Aim of the task: From the entries below, gather each line containing the word "into".
Start of Recorded data
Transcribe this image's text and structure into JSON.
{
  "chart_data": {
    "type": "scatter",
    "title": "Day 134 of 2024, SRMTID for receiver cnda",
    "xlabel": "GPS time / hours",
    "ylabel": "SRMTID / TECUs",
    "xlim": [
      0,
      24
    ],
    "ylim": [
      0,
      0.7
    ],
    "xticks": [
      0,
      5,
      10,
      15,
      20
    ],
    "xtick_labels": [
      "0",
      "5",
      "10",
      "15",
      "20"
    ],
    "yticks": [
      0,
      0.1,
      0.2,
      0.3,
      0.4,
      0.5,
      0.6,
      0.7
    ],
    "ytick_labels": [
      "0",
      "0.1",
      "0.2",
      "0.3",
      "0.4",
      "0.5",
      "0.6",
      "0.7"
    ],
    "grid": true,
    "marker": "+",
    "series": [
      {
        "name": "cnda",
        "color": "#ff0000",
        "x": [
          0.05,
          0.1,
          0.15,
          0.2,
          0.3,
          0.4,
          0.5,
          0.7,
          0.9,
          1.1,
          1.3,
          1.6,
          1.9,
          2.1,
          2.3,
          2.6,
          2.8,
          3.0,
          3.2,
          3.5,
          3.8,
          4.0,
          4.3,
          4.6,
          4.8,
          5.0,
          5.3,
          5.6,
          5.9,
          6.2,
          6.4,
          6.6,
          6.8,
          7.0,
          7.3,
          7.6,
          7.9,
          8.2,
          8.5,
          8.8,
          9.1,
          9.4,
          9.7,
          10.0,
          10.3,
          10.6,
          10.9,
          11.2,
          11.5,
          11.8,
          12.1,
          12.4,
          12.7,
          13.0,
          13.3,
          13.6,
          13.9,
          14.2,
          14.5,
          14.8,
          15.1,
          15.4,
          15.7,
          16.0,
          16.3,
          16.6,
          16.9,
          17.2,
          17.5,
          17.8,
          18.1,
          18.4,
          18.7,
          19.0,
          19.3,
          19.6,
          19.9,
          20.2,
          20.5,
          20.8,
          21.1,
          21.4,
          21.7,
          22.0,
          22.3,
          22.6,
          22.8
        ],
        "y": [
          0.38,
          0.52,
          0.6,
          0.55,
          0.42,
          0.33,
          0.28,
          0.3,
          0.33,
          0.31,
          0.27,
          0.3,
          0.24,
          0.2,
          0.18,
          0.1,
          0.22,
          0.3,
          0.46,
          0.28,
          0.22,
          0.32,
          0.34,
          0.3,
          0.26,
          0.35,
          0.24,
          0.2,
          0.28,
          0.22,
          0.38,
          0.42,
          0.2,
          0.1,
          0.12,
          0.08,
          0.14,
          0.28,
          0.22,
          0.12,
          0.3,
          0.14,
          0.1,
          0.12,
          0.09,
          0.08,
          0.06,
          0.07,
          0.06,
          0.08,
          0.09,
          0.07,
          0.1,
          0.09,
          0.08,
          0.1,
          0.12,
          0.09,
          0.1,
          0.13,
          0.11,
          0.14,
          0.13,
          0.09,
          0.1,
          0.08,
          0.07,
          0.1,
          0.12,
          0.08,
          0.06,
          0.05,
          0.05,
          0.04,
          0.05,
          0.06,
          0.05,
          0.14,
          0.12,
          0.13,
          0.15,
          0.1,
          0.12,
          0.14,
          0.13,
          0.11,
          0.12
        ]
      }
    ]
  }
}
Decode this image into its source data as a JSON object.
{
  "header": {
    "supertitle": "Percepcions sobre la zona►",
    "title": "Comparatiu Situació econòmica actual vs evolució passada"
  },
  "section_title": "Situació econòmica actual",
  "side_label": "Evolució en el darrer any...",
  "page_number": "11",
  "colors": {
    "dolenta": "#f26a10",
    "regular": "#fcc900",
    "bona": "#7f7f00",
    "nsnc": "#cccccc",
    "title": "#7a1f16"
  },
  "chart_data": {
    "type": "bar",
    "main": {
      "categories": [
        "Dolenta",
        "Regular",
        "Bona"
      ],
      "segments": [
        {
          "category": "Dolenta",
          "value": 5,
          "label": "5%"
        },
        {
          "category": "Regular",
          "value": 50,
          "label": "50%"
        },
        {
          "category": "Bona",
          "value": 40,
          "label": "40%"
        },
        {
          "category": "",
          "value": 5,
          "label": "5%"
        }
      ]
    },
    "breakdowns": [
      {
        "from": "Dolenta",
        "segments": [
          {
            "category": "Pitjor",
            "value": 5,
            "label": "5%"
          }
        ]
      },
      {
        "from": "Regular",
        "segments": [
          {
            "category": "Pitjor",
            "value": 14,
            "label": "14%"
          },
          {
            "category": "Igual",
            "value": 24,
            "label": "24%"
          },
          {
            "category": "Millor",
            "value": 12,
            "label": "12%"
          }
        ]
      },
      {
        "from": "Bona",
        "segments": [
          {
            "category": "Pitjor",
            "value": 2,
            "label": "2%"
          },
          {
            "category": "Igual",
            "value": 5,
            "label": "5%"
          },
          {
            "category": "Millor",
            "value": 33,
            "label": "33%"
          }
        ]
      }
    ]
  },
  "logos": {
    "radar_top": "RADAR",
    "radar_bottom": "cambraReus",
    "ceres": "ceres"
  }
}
End of Recorded data
Start of Recorded data
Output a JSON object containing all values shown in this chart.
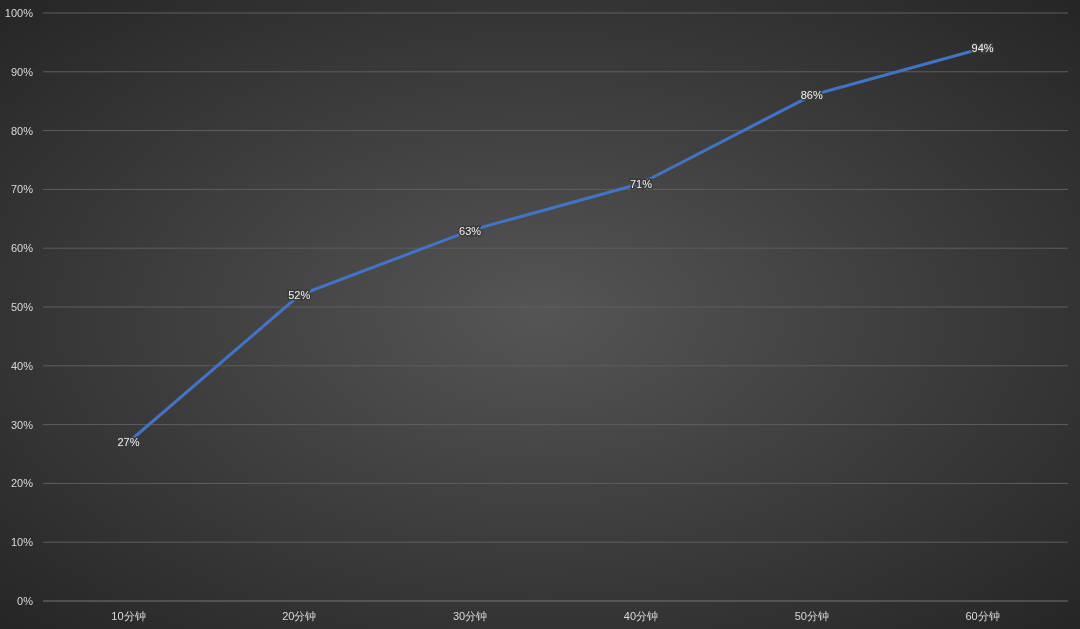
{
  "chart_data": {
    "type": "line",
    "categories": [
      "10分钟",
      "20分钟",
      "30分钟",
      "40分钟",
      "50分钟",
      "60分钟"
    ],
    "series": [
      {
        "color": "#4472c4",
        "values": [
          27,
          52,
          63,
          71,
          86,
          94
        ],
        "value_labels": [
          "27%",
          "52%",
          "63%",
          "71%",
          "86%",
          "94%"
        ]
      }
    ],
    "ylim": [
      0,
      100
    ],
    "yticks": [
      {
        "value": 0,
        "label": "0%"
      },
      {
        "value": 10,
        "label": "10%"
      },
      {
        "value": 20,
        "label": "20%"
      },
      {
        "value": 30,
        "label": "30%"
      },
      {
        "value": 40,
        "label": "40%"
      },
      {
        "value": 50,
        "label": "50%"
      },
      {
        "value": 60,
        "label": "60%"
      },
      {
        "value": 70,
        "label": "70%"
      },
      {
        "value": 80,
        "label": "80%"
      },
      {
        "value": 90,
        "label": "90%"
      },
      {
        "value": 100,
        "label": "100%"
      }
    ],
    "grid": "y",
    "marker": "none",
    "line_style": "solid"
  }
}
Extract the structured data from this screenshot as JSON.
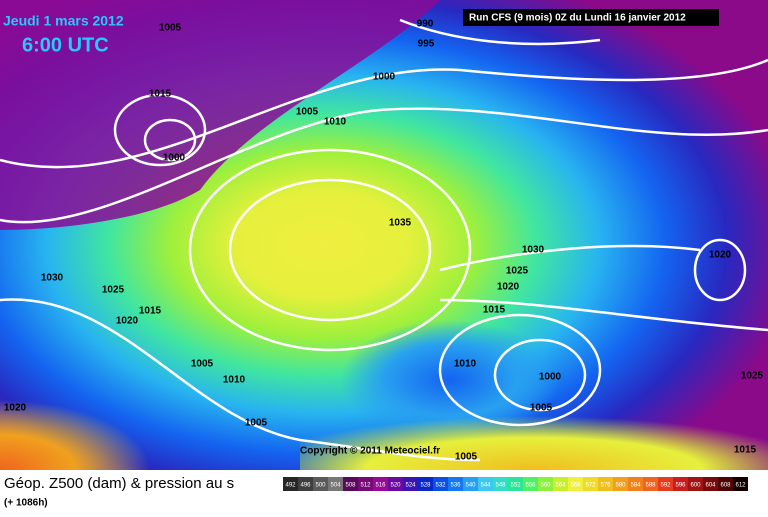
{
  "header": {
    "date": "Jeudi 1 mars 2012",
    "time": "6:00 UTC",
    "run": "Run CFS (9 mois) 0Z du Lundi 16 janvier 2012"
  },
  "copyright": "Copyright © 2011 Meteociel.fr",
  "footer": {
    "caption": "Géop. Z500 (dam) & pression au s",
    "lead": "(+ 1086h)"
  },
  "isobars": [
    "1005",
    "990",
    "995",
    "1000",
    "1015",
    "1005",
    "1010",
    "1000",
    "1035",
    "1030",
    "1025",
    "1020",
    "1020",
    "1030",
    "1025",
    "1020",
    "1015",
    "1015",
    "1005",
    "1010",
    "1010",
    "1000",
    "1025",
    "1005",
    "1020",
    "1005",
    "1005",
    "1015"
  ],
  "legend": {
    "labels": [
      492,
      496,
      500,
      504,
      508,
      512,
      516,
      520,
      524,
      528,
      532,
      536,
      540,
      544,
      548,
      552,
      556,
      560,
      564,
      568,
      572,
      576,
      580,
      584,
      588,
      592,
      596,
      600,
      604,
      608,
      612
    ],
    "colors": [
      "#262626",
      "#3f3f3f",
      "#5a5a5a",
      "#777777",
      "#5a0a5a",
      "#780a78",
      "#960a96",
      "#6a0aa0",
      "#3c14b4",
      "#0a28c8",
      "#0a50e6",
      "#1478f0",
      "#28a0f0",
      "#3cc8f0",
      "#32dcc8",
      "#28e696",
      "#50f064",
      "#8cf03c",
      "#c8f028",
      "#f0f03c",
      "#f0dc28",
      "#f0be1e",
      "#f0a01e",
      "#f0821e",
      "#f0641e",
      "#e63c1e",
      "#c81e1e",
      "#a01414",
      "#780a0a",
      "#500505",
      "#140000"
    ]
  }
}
End of Recorded data
The completed task:
Transcribe this image's text and structure into JSON.
Decode this image into its source data as a JSON object.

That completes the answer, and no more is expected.